### REQUIREMENT
Indicate only the number of lines in the listing below in which the word "username" appears.

### DATASET CONTENT
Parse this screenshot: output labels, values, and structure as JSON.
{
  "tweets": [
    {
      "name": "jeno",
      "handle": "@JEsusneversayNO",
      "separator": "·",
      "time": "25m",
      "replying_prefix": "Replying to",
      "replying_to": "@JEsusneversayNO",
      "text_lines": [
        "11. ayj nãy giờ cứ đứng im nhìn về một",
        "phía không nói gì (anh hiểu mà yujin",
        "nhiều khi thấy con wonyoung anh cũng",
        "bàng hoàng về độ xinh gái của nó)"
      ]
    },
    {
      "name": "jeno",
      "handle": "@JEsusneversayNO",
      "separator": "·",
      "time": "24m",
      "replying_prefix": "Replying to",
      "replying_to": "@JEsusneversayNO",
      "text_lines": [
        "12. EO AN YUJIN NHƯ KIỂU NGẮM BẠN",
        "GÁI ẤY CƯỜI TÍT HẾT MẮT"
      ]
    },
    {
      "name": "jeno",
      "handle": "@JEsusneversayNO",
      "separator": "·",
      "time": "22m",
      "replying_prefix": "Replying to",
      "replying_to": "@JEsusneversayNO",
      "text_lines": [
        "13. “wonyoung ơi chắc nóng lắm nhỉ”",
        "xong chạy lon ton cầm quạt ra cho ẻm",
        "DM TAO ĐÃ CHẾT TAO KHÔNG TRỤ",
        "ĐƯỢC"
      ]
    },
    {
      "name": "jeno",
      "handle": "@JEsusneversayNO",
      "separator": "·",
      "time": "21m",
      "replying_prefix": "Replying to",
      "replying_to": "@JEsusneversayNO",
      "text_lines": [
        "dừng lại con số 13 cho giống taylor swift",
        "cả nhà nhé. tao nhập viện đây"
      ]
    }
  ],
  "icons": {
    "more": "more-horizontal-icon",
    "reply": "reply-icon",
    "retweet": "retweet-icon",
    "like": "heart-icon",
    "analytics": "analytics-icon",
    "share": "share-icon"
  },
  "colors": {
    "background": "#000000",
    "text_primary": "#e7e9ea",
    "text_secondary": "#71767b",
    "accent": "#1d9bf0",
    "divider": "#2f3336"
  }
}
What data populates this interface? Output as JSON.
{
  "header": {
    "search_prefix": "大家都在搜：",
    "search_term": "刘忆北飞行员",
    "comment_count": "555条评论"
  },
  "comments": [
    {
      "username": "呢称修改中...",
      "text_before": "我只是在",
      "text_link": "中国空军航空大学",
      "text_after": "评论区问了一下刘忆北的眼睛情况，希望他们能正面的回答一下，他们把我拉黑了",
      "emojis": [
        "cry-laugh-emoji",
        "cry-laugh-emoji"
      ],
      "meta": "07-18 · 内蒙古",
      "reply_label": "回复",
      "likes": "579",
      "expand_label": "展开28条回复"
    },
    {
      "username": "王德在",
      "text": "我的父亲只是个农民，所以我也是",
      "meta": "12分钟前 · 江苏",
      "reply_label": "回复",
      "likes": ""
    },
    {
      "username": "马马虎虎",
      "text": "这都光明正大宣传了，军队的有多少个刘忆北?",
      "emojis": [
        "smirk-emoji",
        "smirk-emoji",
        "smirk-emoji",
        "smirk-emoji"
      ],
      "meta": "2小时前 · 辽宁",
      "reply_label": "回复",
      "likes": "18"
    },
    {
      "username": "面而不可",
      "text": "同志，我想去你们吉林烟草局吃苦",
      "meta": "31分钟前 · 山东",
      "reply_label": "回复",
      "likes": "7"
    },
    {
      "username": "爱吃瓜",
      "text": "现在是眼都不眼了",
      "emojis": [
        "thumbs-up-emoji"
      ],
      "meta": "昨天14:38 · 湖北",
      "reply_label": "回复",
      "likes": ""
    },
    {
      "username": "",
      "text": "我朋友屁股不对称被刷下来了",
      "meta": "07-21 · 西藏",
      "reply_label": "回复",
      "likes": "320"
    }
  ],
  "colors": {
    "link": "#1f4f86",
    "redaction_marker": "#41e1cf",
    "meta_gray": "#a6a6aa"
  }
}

* * *

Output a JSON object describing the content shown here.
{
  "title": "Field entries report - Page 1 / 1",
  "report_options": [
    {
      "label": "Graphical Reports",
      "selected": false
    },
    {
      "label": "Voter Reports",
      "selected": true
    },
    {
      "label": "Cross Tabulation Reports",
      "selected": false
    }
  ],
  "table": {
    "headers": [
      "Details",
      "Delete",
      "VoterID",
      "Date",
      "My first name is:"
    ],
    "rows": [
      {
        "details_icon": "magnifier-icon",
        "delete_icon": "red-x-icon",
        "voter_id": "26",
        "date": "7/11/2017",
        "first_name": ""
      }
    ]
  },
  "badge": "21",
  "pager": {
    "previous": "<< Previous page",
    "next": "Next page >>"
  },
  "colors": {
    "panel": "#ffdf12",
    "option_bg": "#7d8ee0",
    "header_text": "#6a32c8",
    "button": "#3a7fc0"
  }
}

### TASK SOLUTION
6